Selected text:

★ ★ ★ ★ ★

4.1 The Folder Tree Is the Filesystem

There is no nested-set category tree here. In the Media Manager, "organisation" means real directories:

images/
├── banners/
├── headshots/
│   └── 2026/
└── sampledata/
  • Folders are created, renamed, and deleted as actual directories on the storage backend.
  • Permissions are filesystem permissions plus Joomla ACL, not category ACL.

Where other components ask "which category?", Media asks "which folder, on which adapter?".

4.2 Why This Matters

Because the tree is the disk, the database tricks you may know from categories simply do not apply:

  • There is no "Rebuild" button and no lft/rgt values. Moving a file is a real rename() on disk.
  • A move across adapters is a copy-then-delete, because the two storage backends are different.
  • Deep folder trees are cheap to browse, but expensive to scan when you search.

★ ★ ★ ★ ★

Information supplied:
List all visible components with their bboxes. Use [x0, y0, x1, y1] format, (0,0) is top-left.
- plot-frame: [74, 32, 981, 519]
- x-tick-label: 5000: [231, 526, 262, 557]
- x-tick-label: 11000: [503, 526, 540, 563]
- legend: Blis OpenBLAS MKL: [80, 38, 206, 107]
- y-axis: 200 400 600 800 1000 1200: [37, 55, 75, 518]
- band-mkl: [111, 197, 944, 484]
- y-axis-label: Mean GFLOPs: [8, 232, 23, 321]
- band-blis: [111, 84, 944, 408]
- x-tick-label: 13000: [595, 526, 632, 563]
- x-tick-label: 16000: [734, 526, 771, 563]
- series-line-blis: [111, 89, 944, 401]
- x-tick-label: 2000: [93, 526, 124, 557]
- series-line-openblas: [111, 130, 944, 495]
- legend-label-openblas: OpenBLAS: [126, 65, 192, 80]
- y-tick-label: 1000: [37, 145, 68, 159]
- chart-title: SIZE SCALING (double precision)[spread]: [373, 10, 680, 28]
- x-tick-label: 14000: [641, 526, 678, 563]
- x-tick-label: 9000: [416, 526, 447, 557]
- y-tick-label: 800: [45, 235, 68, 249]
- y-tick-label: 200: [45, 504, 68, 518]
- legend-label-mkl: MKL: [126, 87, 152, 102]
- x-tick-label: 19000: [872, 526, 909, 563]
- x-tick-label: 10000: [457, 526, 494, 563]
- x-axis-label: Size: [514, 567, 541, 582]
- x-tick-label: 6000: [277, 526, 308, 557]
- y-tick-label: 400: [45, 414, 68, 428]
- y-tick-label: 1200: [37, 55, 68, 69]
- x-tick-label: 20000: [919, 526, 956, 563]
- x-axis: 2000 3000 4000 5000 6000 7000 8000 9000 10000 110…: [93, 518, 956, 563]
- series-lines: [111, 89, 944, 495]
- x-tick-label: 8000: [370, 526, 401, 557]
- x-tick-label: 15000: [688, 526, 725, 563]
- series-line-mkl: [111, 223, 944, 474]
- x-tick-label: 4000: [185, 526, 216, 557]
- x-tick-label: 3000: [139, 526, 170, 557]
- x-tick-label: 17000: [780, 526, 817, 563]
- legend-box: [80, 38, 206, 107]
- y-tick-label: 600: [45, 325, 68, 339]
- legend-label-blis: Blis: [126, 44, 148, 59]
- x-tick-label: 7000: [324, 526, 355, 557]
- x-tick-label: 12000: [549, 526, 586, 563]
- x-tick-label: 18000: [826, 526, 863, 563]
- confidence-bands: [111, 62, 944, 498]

★ ★ ★ ★ ★

Required actions:
a: According to the Media Manager text, how is a move across adapters carried out?
b: Go on with the Media Manager text, starting after its last sentence.
The material plays no part in what follows.

Expected outputs:
a: It is a copy-then-delete, because the two storage backends are different.

b:
4.3 A Sane Folder Convention

Because the tree is real directories, a tidy structure pays off at backup, migration, and editor-pick time. A common, reliable layout looks like this:

images/                  files/
├── articles/            ├── documents/   ← PDFs, Office files
├── banners/             ├── audio/       ← MP3
├── products/            └── video/       ← short MP4
├── logos/
└── headshots/2026/

A few guidelines:

  • Pictures go in /images, documents and downloads go in /files.
  • Use one folder per context (articles, products, banners). This keeps the pickers short and scannable.
  • Use date or campaign subfolders (such as 2026/) so no single folder ever balloons to thousands of files, which slows down both the UI and search.
  • Decide the convention before editors start uploading. Reorganising later means fixing every images/… path already baked into content.

The folder names become part of your URLs and content paths. Treat them as a small information architecture, not a dumping ground.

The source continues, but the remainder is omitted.